▶ _PROBLEM TO WORK ON_
Drop the pictures, then extract the listing word for word.

▶ _EXERCISE DATA_
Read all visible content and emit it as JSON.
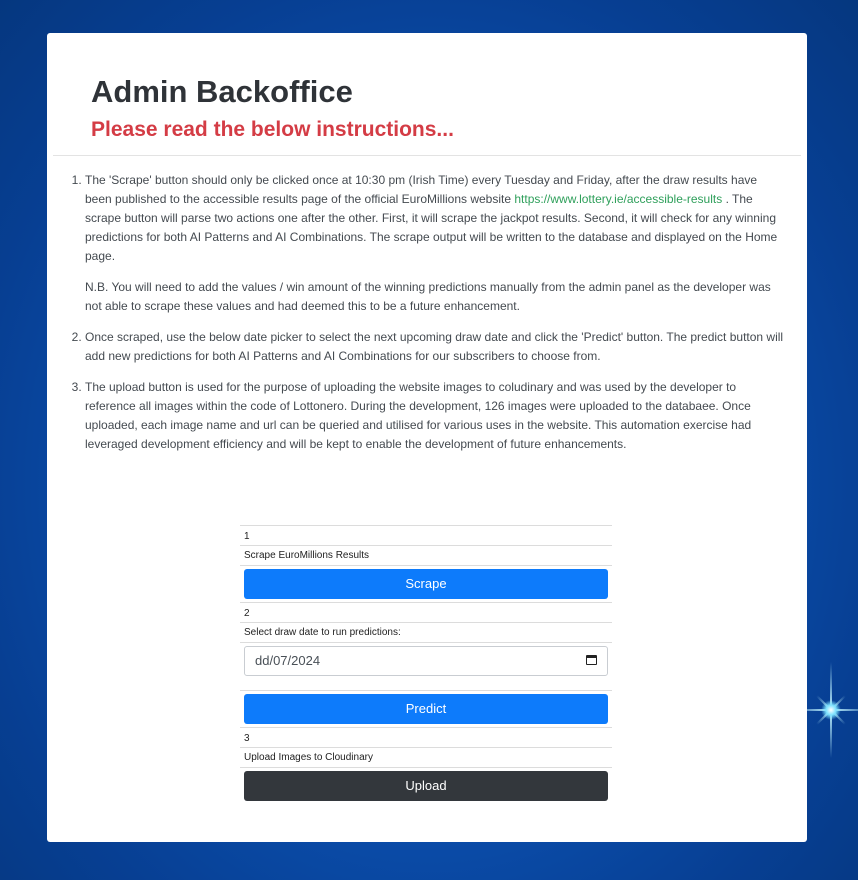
{
  "header": {
    "title": "Admin Backoffice",
    "subtitle": "Please read the below instructions..."
  },
  "instructions": {
    "item1_text_a": "The 'Scrape' button should only be clicked once at 10:30 pm (Irish Time) every Tuesday and Friday, after the draw results have been published to the accessible results page of the official EuroMillions website ",
    "item1_link": "https://www.lottery.ie/accessible-results",
    "item1_text_b": " . The scrape button will parse two actions one after the other. First, it will scrape the jackpot results. Second, it will check for any winning predictions for both AI Patterns and AI Combinations. The scrape output will be written to the database and displayed on the Home page.",
    "item1_nb": "N.B. You will need to add the values / win amount of the winning predictions manually from the admin panel as the developer was not able to scrape these values and had deemed this to be a future enhancement.",
    "item2": "Once scraped, use the below date picker to select the next upcoming draw date and click the 'Predict' button. The predict button will add new predictions for both AI Patterns and AI Combinations for our subscribers to choose from.",
    "item3": "The upload button is used for the purpose of uploading the website images to coludinary and was used by the developer to reference all images within the code of Lottonero. During the development, 126 images were uploaded to the databaee. Once uploaded, each image name and url can be queried and utilised for various uses in the website. This automation exercise had leveraged development efficiency and will be kept to enable the development of future enhancements."
  },
  "actions": {
    "step1_number": "1",
    "step1_label": "Scrape EuroMillions Results",
    "scrape_button": "Scrape",
    "step2_number": "2",
    "step2_label": "Select draw date to run predictions:",
    "date_value": "dd/07/2024",
    "predict_button": "Predict",
    "step3_number": "3",
    "step3_label": "Upload Images to Cloudinary",
    "upload_button": "Upload"
  },
  "colors": {
    "primary_button": "#0d7bfb",
    "dark_button": "#33373c",
    "subtitle": "#d43c45",
    "link": "#2e9f5a"
  }
}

▶ _THE SOLUTION_
Read all visible content and emit it as JSON.
{
  "header": {
    "title": "Admin Backoffice",
    "subtitle": "Please read the below instructions..."
  },
  "instructions": {
    "item1_text_a": "The 'Scrape' button should only be clicked once at 10:30 pm (Irish Time) every Tuesday and Friday, after the draw results have been published to the accessible results page of the official EuroMillions website ",
    "item1_link": "https://www.lottery.ie/accessible-results",
    "item1_text_b": " . The scrape button will parse two actions one after the other. First, it will scrape the jackpot results. Second, it will check for any winning predictions for both AI Patterns and AI Combinations. The scrape output will be written to the database and displayed on the Home page.",
    "item1_nb": "N.B. You will need to add the values / win amount of the winning predictions manually from the admin panel as the developer was not able to scrape these values and had deemed this to be a future enhancement.",
    "item2": "Once scraped, use the below date picker to select the next upcoming draw date and click the 'Predict' button. The predict button will add new predictions for both AI Patterns and AI Combinations for our subscribers to choose from.",
    "item3": "The upload button is used for the purpose of uploading the website images to coludinary and was used by the developer to reference all images within the code of Lottonero. During the development, 126 images were uploaded to the databaee. Once uploaded, each image name and url can be queried and utilised for various uses in the website. This automation exercise had leveraged development efficiency and will be kept to enable the development of future enhancements."
  },
  "actions": {
    "step1_number": "1",
    "step1_label": "Scrape EuroMillions Results",
    "scrape_button": "Scrape",
    "step2_number": "2",
    "step2_label": "Select draw date to run predictions:",
    "date_value": "dd/07/2024",
    "predict_button": "Predict",
    "step3_number": "3",
    "step3_label": "Upload Images to Cloudinary",
    "upload_button": "Upload"
  },
  "colors": {
    "primary_button": "#0d7bfb",
    "dark_button": "#33373c",
    "subtitle": "#d43c45",
    "link": "#2e9f5a"
  }
}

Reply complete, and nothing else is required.